WORK TO BE COMPLETED »
How many lines in the records below hold the string "color"? Please answer with the number and nothing more.

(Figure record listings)
╔══

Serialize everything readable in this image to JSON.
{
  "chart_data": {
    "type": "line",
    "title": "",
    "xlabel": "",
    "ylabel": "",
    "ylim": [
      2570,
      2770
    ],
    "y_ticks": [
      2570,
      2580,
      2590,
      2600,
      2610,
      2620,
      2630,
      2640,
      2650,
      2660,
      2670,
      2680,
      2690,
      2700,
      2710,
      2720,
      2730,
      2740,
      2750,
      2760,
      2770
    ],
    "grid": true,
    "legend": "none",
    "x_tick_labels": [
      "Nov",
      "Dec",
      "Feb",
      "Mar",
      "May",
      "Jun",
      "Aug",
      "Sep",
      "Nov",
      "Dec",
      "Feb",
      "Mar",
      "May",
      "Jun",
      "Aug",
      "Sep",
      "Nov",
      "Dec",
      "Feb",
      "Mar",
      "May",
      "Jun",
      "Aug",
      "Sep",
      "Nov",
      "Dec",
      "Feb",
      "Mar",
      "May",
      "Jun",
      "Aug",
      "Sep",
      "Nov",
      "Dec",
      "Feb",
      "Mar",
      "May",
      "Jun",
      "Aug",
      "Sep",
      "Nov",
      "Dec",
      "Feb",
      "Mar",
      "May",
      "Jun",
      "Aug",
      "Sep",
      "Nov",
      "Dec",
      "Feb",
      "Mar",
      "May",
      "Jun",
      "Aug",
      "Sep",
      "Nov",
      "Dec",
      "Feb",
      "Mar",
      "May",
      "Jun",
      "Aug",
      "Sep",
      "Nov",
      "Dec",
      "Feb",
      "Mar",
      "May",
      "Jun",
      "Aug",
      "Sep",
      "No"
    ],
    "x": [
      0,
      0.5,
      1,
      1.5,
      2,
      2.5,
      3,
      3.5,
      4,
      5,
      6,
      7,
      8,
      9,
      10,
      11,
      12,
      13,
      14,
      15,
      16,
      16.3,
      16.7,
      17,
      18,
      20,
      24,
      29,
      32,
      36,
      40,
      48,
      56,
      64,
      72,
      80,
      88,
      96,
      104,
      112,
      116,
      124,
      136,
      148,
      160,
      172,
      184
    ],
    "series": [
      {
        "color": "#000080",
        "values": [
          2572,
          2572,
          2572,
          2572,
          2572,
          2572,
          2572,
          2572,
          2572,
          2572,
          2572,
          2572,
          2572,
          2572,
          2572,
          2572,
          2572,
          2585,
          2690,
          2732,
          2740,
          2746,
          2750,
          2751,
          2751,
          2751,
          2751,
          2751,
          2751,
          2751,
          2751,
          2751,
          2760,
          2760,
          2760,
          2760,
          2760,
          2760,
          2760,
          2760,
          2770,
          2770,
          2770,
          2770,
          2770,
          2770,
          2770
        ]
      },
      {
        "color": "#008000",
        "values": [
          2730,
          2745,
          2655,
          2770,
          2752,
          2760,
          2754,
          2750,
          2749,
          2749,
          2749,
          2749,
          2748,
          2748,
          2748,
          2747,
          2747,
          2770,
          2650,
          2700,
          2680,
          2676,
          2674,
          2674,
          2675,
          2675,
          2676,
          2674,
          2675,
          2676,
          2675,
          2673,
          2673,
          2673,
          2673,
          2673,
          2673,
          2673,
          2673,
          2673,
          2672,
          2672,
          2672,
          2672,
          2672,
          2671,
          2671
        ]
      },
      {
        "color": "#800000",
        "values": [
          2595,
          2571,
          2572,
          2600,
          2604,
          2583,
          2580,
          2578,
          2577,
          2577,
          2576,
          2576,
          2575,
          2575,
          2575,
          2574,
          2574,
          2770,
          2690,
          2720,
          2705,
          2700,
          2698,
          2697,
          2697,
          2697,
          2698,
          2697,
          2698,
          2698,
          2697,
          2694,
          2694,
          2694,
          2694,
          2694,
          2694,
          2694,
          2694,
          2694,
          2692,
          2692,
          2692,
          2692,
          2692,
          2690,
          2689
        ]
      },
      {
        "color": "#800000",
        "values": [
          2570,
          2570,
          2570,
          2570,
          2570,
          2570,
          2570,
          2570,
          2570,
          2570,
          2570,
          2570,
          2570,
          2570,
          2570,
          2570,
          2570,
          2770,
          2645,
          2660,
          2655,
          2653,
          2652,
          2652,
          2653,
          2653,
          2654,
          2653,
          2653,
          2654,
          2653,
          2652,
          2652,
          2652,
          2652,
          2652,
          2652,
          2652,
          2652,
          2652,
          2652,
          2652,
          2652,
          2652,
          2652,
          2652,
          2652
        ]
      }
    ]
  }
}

╚══

OUTPUT »
4